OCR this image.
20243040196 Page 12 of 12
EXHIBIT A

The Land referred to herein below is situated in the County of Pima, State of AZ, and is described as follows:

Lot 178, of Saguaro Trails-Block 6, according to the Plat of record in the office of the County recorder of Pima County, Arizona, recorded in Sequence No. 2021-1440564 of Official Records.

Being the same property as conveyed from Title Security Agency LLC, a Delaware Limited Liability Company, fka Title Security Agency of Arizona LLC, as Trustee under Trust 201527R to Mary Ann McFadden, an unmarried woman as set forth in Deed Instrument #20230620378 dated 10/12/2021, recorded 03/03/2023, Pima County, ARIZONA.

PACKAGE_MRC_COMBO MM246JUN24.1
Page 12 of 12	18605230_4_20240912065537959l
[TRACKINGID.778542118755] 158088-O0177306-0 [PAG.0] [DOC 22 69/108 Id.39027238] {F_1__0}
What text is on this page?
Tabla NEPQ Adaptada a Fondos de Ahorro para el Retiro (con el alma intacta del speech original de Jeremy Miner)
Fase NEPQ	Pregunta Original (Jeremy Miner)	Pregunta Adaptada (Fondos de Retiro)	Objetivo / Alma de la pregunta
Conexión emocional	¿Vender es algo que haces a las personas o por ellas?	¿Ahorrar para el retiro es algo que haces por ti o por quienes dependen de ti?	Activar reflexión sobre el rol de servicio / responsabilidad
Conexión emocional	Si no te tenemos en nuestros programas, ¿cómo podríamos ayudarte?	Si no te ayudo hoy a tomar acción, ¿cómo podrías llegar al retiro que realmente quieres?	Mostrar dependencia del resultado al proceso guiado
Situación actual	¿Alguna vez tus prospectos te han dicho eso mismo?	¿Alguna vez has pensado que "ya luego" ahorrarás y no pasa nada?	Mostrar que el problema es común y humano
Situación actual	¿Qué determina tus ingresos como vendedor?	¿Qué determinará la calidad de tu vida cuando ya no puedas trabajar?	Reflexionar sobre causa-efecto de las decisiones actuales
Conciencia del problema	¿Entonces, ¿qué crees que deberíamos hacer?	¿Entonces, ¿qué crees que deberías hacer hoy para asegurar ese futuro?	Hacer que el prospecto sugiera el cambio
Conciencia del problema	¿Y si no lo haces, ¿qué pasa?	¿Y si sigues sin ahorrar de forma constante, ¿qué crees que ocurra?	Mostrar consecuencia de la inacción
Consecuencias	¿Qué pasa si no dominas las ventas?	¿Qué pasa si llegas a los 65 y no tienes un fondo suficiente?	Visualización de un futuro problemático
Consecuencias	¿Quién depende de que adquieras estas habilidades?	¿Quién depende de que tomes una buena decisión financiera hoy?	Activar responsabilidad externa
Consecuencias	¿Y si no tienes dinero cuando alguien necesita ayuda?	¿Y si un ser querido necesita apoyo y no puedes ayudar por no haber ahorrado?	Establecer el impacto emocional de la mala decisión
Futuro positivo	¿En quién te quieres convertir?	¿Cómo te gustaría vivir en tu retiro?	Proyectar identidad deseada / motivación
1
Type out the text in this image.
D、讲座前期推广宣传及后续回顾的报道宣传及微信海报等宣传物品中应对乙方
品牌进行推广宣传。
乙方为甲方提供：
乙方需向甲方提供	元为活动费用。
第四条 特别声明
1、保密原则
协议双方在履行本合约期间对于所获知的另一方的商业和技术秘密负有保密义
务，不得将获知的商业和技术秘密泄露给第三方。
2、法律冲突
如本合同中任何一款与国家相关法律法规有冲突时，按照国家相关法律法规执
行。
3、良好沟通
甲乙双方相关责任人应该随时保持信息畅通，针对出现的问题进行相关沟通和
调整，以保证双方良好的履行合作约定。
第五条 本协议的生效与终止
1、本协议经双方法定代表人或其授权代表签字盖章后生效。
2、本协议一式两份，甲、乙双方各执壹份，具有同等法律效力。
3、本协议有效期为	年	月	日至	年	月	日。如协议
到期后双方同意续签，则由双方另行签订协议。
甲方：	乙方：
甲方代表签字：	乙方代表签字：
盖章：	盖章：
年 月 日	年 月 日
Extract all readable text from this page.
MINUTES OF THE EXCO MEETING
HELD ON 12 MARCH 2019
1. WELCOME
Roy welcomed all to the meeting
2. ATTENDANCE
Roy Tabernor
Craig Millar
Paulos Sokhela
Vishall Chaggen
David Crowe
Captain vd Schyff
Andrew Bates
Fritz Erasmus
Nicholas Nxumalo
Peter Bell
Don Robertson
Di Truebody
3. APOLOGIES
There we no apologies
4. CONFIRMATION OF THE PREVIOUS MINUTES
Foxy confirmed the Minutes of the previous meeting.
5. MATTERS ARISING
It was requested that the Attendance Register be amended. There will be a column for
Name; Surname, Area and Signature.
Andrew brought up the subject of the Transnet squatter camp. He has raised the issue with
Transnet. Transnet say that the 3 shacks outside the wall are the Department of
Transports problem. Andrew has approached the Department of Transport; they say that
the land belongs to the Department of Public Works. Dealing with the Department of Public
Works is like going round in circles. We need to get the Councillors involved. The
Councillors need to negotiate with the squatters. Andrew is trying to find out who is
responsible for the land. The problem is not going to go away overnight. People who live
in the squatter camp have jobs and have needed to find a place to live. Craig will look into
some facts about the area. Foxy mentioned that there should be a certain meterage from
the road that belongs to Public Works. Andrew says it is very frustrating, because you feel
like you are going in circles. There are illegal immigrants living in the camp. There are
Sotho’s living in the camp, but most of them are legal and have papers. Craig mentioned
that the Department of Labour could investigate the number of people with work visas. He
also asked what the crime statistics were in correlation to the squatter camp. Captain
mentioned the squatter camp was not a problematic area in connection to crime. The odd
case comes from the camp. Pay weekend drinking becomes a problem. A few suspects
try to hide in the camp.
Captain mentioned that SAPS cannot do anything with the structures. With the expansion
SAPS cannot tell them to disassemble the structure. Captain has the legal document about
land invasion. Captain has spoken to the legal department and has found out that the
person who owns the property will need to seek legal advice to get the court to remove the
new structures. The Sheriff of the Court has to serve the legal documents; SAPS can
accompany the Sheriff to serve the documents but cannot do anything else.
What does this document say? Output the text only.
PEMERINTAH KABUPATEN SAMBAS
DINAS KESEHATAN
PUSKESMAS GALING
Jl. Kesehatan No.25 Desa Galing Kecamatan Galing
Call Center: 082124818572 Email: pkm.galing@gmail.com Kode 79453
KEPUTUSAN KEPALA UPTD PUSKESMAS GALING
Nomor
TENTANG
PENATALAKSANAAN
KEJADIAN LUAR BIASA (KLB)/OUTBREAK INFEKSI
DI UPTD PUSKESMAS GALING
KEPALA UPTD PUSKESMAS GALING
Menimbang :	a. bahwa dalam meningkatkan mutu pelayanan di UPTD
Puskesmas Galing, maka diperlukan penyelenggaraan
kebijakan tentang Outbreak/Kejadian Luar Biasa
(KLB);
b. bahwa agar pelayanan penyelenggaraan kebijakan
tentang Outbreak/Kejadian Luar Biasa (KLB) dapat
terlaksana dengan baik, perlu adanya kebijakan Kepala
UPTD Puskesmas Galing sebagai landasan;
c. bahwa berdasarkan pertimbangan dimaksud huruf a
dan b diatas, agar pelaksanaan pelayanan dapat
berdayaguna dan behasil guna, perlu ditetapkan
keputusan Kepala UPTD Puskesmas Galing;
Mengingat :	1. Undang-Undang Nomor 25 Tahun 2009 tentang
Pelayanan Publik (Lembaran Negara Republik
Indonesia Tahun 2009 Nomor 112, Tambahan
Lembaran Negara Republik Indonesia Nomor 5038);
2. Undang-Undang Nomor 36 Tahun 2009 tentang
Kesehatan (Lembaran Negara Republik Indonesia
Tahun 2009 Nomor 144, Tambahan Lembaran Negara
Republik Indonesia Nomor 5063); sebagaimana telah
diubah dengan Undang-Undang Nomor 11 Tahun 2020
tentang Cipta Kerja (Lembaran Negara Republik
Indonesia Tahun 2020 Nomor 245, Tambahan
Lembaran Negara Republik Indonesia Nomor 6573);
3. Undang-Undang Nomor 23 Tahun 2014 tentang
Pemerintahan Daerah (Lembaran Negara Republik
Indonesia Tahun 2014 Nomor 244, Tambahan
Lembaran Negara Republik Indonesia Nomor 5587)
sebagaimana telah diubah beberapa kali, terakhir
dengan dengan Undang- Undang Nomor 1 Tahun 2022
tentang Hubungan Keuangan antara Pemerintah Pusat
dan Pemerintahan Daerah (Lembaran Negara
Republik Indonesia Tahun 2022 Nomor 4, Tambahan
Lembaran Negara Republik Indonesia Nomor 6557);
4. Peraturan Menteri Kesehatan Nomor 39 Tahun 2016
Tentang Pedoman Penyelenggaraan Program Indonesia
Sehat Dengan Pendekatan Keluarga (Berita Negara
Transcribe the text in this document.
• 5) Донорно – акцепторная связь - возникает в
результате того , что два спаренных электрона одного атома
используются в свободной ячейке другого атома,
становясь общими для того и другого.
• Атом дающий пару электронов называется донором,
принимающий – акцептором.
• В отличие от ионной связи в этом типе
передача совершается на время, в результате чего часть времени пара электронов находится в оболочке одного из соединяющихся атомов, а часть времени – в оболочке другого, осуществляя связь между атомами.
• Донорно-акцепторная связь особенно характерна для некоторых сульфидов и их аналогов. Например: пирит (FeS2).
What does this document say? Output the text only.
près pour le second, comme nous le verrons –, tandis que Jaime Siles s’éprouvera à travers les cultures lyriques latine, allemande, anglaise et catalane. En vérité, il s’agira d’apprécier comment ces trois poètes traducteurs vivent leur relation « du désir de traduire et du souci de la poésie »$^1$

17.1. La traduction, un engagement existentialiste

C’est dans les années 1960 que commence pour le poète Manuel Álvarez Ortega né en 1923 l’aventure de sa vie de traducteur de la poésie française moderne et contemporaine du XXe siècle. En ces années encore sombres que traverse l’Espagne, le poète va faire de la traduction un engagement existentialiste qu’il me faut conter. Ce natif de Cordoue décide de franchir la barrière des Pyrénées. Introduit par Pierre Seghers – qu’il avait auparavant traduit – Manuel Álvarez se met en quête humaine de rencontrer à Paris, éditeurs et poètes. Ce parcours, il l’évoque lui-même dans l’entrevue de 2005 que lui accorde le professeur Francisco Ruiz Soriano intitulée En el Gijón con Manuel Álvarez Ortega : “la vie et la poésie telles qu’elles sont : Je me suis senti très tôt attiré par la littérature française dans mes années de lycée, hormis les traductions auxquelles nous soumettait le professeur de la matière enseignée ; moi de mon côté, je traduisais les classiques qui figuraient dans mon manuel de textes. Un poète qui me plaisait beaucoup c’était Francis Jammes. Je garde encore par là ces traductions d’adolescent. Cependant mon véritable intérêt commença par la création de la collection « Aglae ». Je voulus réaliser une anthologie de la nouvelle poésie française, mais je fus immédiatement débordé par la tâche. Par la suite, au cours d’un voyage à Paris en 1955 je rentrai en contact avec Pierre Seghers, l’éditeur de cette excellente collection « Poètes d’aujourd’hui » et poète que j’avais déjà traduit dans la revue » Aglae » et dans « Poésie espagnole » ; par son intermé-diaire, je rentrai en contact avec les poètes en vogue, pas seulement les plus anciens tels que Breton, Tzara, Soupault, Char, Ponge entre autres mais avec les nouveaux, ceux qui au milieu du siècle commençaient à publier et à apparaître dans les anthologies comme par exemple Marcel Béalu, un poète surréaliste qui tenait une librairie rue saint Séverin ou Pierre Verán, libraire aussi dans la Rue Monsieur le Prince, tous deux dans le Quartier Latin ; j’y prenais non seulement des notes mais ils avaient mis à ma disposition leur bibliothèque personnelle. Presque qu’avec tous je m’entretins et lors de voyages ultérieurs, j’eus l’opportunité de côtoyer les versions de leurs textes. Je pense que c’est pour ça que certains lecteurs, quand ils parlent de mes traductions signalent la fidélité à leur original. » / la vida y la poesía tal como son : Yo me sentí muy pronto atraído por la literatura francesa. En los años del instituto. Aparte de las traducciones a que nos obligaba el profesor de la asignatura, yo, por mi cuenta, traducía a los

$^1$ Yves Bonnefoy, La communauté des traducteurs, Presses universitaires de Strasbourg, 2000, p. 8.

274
========================================================================
§ Work to do
From the listing above, copy every line that includes the word "Sheriff".

§ Expected answer
new structures. The Sheriff of the Court has to serve the legal documents; SAPS can
accompany the Sheriff to serve the documents but cannot do anything else.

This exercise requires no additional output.